— What to produce —
Reproduce verbatim the stretch of the records from their very beginning through the line containing "- maximize-icon[interactable]: □: [531, 1, 541, 8]", with that line included.

%%

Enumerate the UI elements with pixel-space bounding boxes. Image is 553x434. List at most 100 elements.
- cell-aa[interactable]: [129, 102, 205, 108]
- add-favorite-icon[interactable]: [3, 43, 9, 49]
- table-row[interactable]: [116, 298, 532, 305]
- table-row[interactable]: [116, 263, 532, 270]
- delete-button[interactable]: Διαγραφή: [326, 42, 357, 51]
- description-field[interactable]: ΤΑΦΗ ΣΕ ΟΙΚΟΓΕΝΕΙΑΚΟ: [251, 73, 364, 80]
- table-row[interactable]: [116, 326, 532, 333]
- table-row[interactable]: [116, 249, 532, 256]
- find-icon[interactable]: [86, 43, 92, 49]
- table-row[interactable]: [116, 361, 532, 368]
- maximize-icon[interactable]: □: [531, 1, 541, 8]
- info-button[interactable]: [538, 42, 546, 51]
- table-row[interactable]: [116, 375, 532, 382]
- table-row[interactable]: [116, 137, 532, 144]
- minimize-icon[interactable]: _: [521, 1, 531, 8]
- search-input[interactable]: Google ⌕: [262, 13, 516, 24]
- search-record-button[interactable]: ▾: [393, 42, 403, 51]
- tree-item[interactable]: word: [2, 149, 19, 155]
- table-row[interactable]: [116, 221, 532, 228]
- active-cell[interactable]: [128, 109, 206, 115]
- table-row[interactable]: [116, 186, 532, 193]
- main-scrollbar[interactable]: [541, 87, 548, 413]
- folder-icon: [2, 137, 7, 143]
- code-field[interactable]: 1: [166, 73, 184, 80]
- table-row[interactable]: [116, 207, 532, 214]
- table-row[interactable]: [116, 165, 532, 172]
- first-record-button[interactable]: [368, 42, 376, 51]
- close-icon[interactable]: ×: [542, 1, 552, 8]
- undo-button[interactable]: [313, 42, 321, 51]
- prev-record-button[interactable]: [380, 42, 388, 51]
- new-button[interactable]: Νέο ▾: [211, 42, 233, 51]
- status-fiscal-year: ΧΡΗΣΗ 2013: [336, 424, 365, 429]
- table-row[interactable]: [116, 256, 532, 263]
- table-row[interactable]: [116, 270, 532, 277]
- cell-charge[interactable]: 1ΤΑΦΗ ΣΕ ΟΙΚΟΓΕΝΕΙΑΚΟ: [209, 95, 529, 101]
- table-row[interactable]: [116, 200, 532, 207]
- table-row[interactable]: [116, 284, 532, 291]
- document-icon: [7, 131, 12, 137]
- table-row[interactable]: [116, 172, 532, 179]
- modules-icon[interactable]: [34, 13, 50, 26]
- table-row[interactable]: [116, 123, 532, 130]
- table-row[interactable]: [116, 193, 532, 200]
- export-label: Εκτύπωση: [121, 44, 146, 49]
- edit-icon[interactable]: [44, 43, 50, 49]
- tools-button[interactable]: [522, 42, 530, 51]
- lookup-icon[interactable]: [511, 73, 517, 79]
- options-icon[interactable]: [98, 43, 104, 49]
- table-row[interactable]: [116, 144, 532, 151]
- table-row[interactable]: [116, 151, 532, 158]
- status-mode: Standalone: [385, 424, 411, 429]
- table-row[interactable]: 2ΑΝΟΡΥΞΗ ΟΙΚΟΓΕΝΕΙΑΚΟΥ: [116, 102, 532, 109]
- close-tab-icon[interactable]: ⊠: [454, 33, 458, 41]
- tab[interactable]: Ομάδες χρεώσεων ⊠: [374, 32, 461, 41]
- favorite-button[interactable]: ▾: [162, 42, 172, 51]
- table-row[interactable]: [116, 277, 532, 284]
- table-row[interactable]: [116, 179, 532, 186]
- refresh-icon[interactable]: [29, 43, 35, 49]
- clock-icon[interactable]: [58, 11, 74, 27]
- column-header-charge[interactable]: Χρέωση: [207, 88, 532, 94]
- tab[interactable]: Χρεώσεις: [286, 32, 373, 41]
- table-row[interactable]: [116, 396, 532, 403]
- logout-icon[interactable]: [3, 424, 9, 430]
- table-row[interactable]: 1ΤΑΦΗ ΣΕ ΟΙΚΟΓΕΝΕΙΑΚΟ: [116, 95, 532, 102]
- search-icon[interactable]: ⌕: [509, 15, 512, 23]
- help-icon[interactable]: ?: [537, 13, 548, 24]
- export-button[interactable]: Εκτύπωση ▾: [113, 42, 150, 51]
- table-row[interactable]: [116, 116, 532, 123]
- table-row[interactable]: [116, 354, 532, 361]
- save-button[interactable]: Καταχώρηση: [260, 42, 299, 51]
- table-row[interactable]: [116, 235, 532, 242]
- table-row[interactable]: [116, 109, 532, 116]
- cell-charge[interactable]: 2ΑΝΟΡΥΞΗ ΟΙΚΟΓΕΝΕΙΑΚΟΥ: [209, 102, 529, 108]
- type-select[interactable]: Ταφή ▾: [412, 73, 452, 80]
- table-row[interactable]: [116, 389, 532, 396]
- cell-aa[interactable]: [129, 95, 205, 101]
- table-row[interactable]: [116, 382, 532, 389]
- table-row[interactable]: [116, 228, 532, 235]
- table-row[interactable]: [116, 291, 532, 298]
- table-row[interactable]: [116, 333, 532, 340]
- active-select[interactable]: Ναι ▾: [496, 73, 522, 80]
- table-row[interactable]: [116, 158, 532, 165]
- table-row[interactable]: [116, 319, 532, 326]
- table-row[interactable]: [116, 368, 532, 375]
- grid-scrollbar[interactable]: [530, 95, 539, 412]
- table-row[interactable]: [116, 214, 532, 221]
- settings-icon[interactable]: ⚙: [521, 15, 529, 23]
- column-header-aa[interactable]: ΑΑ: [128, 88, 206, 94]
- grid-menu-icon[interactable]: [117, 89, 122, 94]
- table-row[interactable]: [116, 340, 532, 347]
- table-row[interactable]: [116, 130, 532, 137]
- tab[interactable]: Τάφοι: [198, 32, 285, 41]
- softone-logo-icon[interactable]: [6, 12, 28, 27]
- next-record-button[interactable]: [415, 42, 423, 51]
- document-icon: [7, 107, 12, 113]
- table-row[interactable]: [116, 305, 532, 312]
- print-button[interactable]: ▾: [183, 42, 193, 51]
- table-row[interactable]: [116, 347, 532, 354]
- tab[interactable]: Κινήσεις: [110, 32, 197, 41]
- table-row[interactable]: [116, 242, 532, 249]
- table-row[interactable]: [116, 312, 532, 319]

%%

— Task solution —
Enumerate the UI elements with pixel-space bounding boxes. Image is 553x434. List at most 100 elements.
- cell-aa[interactable]: [129, 102, 205, 108]
- add-favorite-icon[interactable]: [3, 43, 9, 49]
- table-row[interactable]: [116, 298, 532, 305]
- table-row[interactable]: [116, 263, 532, 270]
- delete-button[interactable]: Διαγραφή: [326, 42, 357, 51]
- description-field[interactable]: ΤΑΦΗ ΣΕ ΟΙΚΟΓΕΝΕΙΑΚΟ: [251, 73, 364, 80]
- table-row[interactable]: [116, 326, 532, 333]
- table-row[interactable]: [116, 249, 532, 256]
- find-icon[interactable]: [86, 43, 92, 49]
- table-row[interactable]: [116, 361, 532, 368]
- maximize-icon[interactable]: □: [531, 1, 541, 8]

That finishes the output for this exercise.